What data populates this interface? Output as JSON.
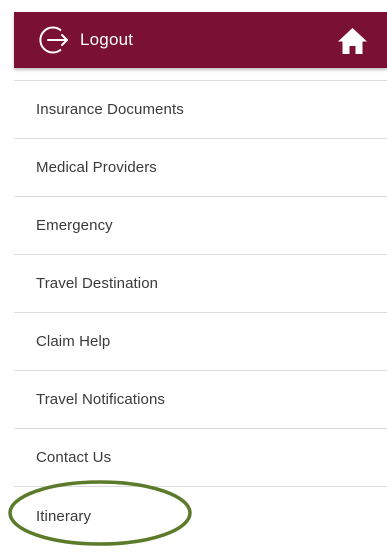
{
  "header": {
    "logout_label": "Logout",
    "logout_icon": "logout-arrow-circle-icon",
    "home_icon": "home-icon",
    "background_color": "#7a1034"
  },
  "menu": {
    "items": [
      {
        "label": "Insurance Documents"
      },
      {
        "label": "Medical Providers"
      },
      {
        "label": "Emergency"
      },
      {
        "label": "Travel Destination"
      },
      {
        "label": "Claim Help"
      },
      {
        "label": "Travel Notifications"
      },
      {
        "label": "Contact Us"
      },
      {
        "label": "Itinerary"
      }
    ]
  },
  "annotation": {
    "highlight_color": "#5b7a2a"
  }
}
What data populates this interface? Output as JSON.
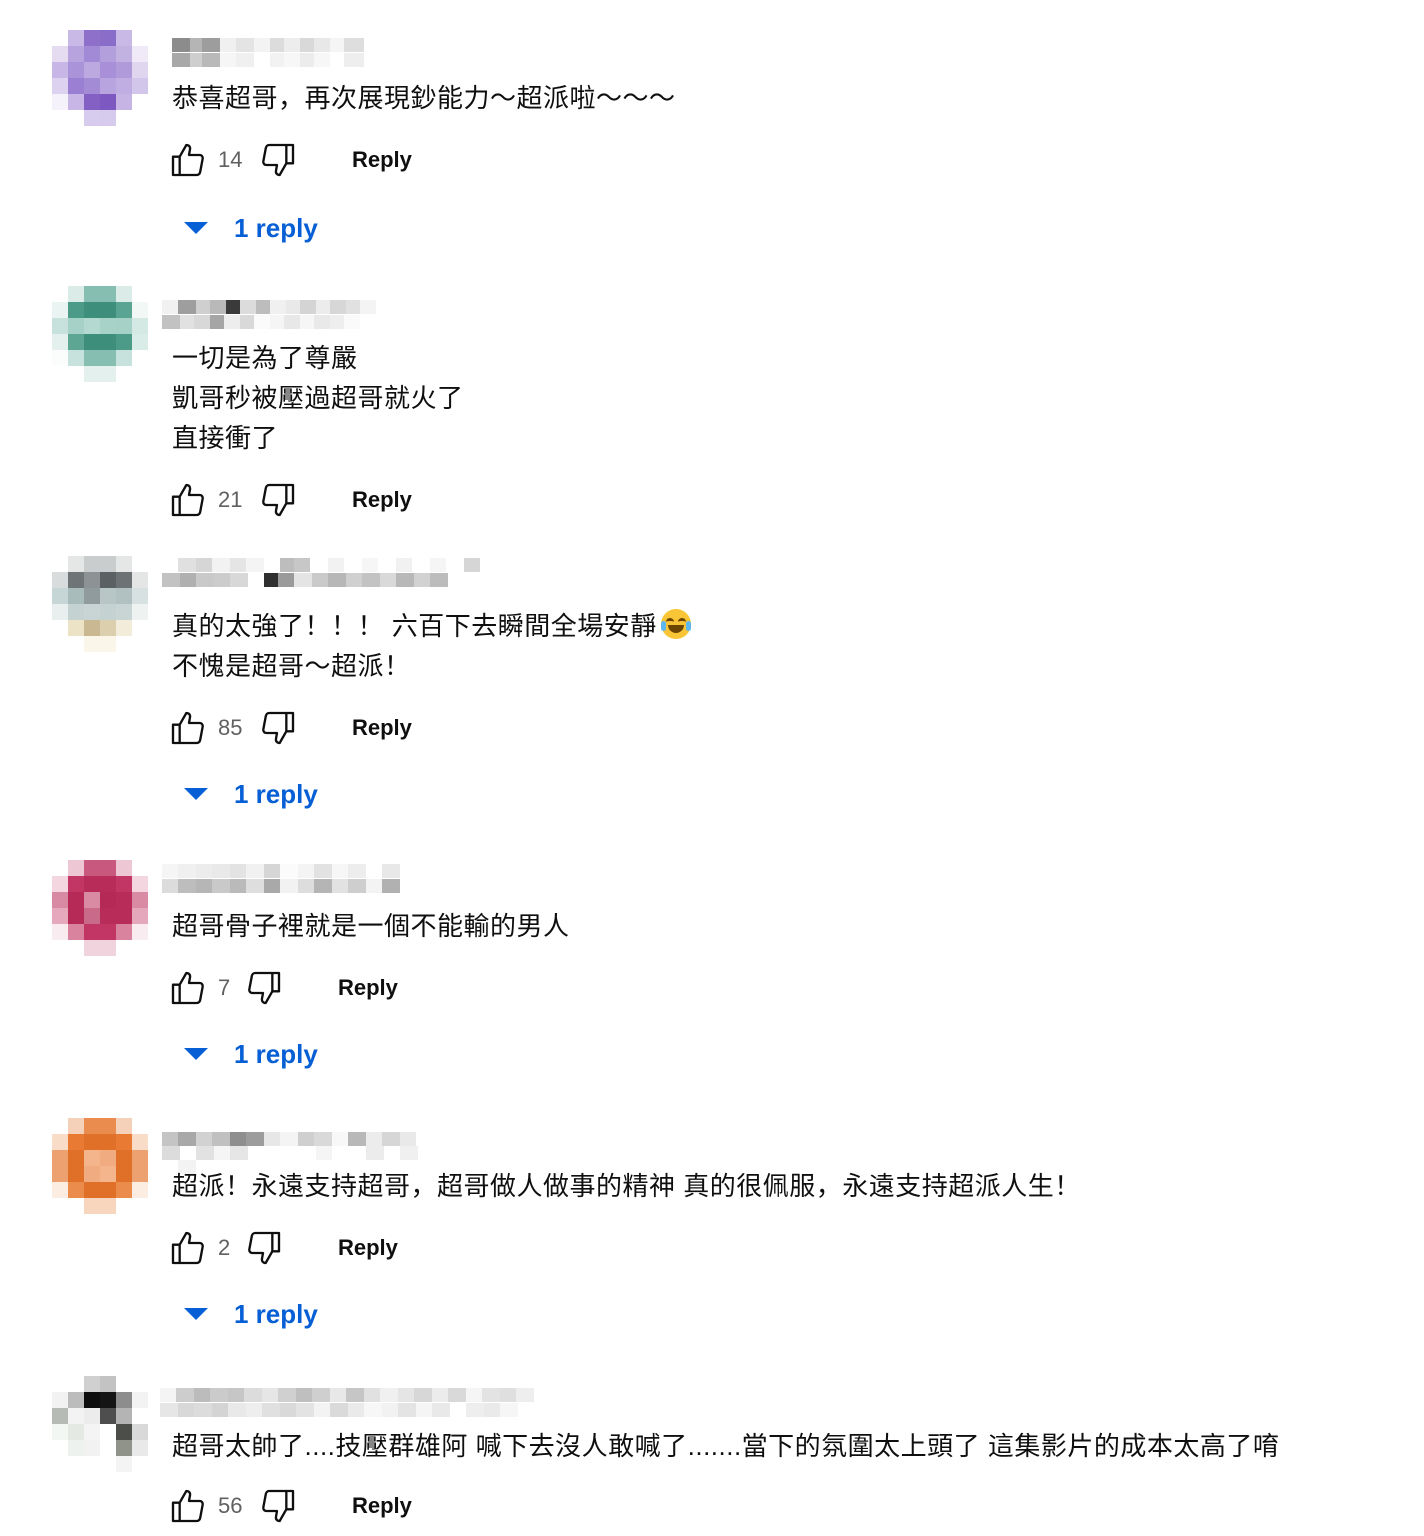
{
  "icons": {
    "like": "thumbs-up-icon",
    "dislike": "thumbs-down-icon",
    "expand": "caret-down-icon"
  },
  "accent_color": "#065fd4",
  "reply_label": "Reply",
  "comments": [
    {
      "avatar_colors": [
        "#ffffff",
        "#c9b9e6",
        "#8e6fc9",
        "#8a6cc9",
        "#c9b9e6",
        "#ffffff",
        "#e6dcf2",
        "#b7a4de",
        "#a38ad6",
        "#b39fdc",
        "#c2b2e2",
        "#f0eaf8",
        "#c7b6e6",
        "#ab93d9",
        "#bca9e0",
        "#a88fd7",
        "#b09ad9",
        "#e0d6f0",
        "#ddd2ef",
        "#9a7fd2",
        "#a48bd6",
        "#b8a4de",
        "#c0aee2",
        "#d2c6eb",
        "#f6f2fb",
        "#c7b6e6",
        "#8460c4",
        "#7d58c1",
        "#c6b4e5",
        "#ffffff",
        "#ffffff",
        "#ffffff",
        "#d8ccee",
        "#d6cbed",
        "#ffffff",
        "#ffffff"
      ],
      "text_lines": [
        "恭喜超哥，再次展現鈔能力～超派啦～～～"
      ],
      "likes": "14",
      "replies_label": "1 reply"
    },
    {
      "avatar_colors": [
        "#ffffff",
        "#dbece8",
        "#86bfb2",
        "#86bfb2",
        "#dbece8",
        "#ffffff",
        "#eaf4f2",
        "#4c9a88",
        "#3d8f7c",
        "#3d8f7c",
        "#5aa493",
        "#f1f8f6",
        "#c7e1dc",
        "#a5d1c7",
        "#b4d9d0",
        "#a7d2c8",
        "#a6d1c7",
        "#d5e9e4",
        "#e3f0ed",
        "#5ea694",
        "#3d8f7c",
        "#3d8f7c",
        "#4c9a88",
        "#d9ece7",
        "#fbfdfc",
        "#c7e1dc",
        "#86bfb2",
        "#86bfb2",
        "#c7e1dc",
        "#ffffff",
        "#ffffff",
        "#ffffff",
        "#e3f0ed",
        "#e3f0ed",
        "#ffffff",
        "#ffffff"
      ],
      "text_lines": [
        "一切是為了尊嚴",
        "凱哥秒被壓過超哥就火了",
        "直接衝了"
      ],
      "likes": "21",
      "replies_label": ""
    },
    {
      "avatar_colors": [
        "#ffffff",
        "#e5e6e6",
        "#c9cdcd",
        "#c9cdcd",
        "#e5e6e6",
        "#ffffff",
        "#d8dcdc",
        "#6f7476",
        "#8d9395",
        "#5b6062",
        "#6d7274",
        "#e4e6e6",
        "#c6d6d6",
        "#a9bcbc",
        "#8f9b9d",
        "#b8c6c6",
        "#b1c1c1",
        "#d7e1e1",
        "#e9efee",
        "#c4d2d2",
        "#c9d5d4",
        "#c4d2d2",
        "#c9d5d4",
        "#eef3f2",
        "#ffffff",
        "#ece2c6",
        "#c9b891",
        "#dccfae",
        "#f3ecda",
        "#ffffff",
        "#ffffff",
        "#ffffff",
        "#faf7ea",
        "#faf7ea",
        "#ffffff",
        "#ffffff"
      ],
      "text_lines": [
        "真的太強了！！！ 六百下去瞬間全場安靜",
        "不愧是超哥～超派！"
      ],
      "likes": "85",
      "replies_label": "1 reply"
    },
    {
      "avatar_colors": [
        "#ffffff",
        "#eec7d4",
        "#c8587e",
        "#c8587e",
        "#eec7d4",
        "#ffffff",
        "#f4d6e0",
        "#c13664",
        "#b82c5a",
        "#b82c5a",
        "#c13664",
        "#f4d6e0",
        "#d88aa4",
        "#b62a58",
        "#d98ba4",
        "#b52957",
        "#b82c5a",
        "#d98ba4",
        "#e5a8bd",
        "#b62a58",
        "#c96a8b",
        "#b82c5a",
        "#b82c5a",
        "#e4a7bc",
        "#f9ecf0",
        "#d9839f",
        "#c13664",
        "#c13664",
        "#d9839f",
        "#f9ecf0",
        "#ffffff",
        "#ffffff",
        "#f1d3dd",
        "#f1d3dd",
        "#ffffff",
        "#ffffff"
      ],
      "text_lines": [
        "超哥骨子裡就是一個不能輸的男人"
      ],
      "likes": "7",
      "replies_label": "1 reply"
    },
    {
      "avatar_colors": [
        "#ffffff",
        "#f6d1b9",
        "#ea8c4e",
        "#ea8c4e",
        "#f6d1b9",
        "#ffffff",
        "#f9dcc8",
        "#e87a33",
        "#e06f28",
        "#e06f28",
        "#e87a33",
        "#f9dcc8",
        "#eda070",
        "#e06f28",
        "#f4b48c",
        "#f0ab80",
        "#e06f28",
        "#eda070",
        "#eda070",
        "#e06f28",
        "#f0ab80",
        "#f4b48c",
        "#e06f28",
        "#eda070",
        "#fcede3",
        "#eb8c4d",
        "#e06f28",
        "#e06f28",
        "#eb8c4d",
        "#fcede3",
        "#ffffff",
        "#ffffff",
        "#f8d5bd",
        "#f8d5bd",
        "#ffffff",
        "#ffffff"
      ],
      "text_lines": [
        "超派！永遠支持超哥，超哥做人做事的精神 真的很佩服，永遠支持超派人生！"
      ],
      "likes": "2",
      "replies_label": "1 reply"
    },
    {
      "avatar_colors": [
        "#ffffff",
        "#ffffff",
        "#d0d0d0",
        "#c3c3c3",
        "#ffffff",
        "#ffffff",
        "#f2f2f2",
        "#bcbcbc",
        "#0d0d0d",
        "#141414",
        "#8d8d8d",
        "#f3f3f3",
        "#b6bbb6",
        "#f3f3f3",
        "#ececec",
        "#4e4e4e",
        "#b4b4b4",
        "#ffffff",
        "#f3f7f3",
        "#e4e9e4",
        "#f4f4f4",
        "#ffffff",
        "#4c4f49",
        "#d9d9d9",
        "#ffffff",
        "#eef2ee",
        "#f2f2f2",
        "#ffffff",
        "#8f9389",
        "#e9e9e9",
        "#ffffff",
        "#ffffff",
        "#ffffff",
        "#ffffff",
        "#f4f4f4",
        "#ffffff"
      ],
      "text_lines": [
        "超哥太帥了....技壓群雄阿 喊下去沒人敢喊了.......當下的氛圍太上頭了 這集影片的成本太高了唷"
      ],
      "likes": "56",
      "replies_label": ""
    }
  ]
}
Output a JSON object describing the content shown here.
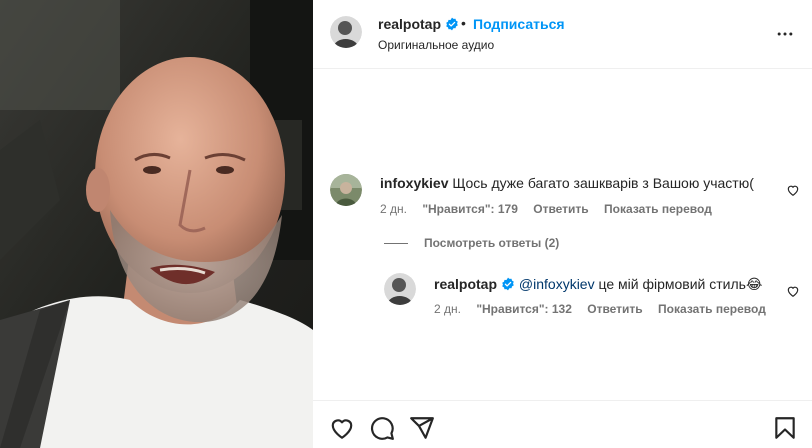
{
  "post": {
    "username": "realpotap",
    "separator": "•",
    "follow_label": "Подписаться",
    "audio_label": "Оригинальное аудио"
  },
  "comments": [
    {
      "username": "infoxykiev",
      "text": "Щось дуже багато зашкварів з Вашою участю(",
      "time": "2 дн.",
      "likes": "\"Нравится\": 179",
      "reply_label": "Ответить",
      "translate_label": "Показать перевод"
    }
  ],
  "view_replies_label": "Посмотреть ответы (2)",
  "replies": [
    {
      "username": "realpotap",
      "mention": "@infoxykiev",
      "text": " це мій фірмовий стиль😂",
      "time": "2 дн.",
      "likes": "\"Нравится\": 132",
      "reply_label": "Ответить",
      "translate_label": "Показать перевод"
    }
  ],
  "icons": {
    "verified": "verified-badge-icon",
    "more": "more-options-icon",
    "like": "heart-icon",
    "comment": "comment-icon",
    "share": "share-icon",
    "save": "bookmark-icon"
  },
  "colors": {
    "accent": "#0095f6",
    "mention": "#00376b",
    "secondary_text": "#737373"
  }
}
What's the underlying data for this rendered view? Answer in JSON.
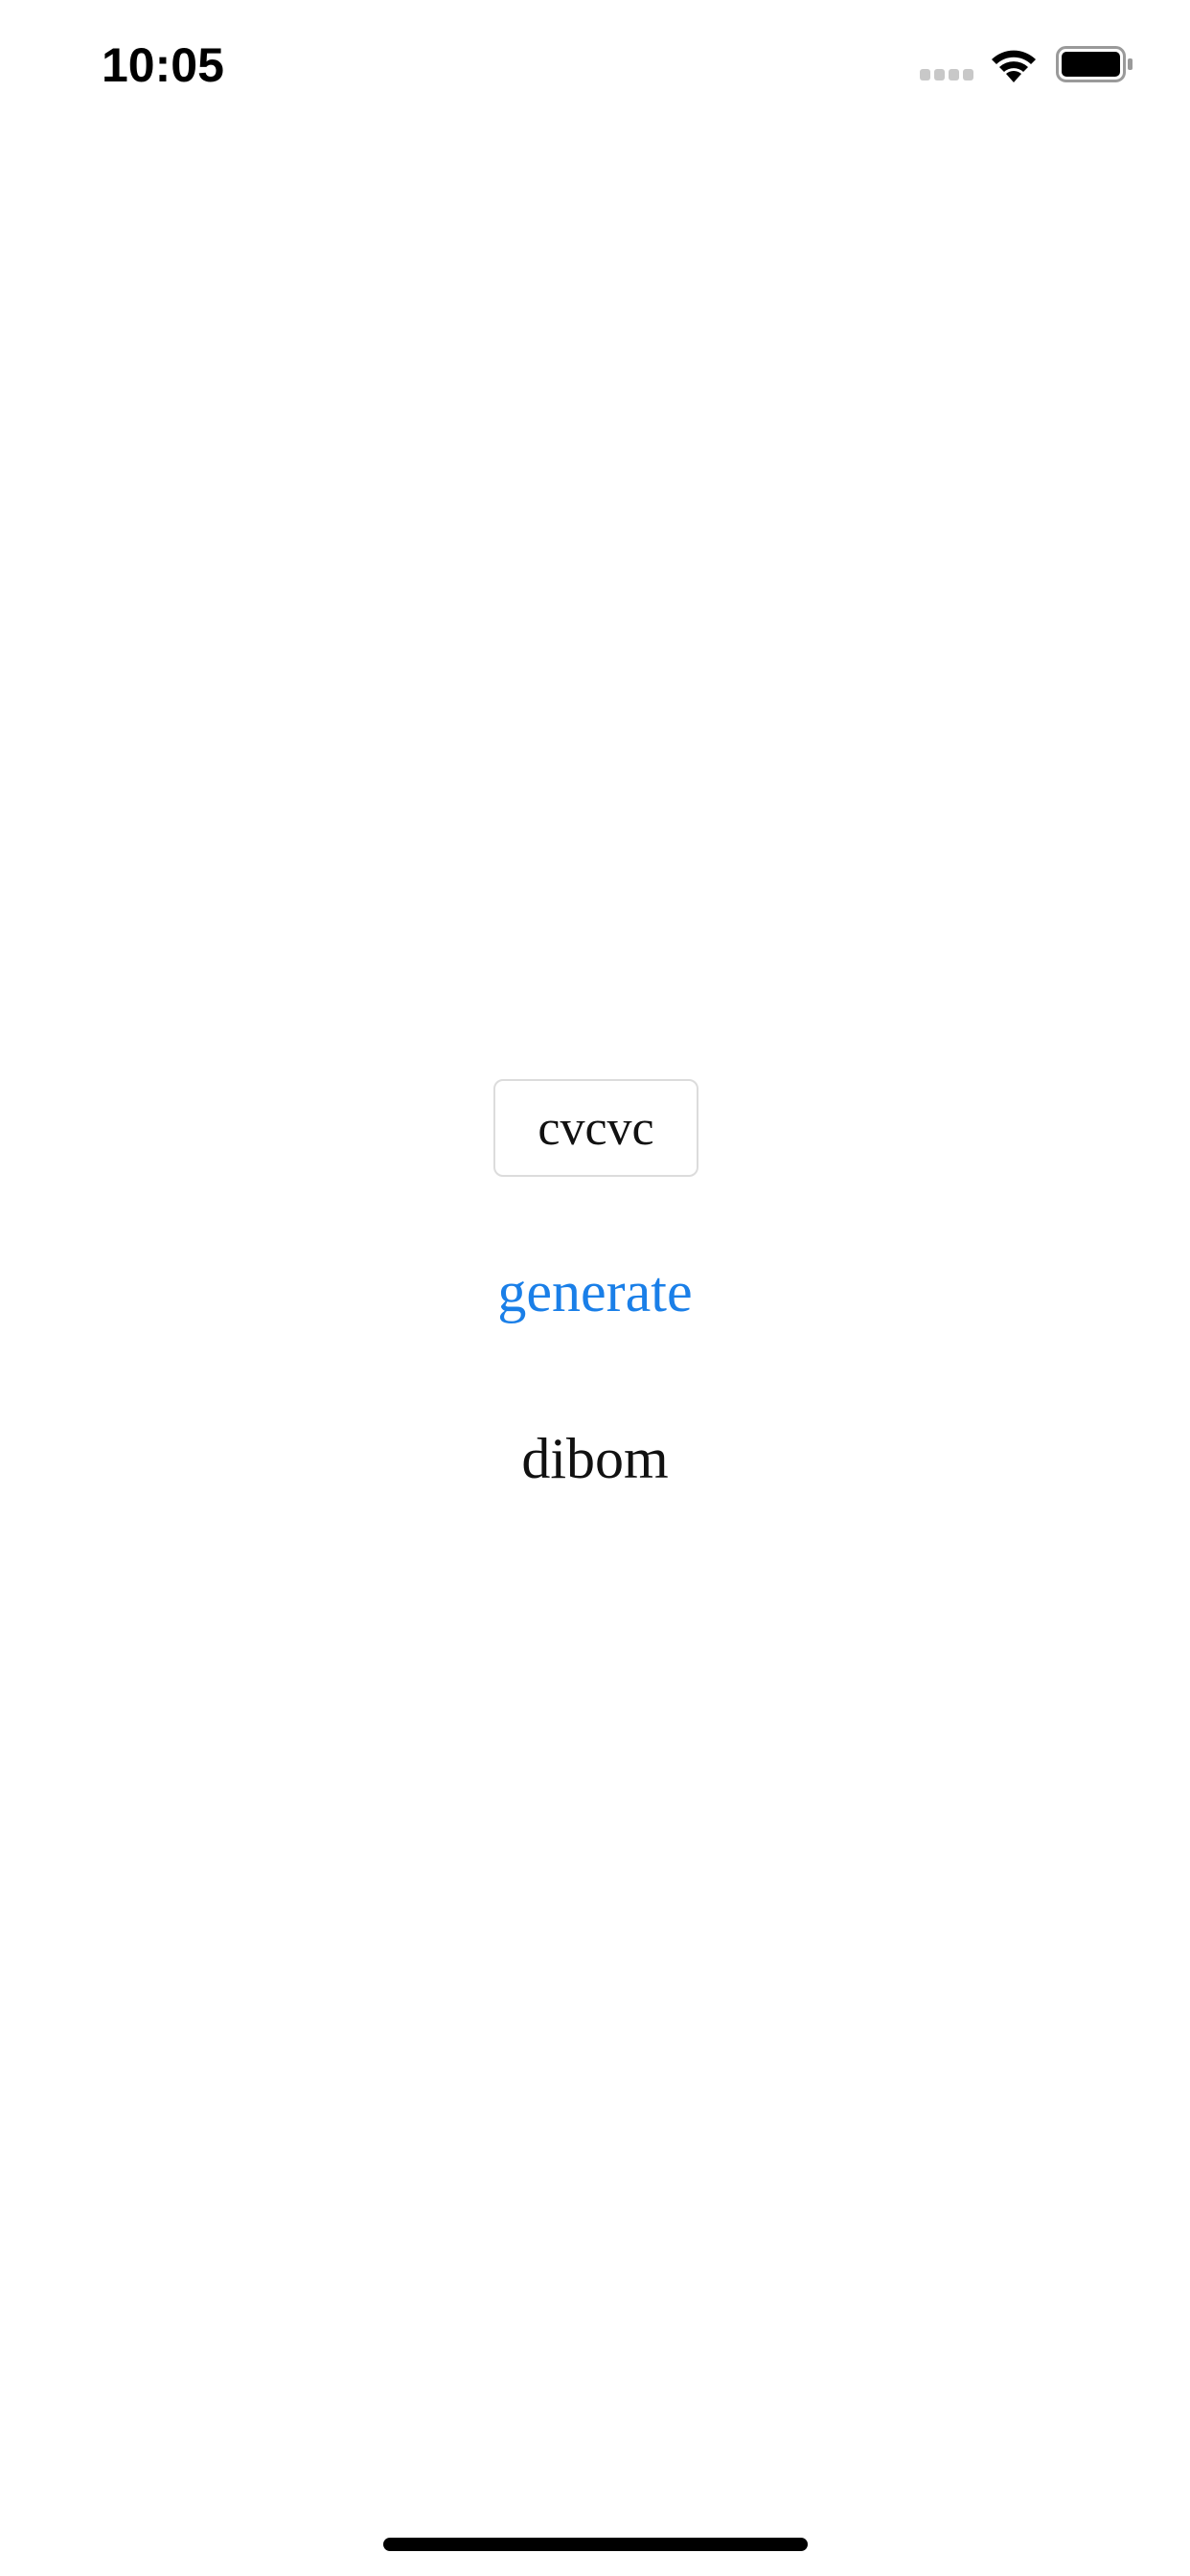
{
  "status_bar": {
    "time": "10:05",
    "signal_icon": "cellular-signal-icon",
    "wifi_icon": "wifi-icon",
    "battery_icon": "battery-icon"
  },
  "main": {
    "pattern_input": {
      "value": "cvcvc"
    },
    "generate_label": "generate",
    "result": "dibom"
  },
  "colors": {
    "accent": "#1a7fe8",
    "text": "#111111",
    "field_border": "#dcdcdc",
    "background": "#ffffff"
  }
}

━━━━━━━━

● Directions for this task: Repeat nothing but the lines from the one containing "What's the underlying" through the end of the entries, exactly, and skip the pictures.

● Answer to the task:
What's the underlying data for this rendered view? Answer in JSON.
{
  "status_bar": {
    "time": "10:05",
    "signal_icon": "cellular-signal-icon",
    "wifi_icon": "wifi-icon",
    "battery_icon": "battery-icon"
  },
  "main": {
    "pattern_input": {
      "value": "cvcvc"
    },
    "generate_label": "generate",
    "result": "dibom"
  },
  "colors": {
    "accent": "#1a7fe8",
    "text": "#111111",
    "field_border": "#dcdcdc",
    "background": "#ffffff"
  }
}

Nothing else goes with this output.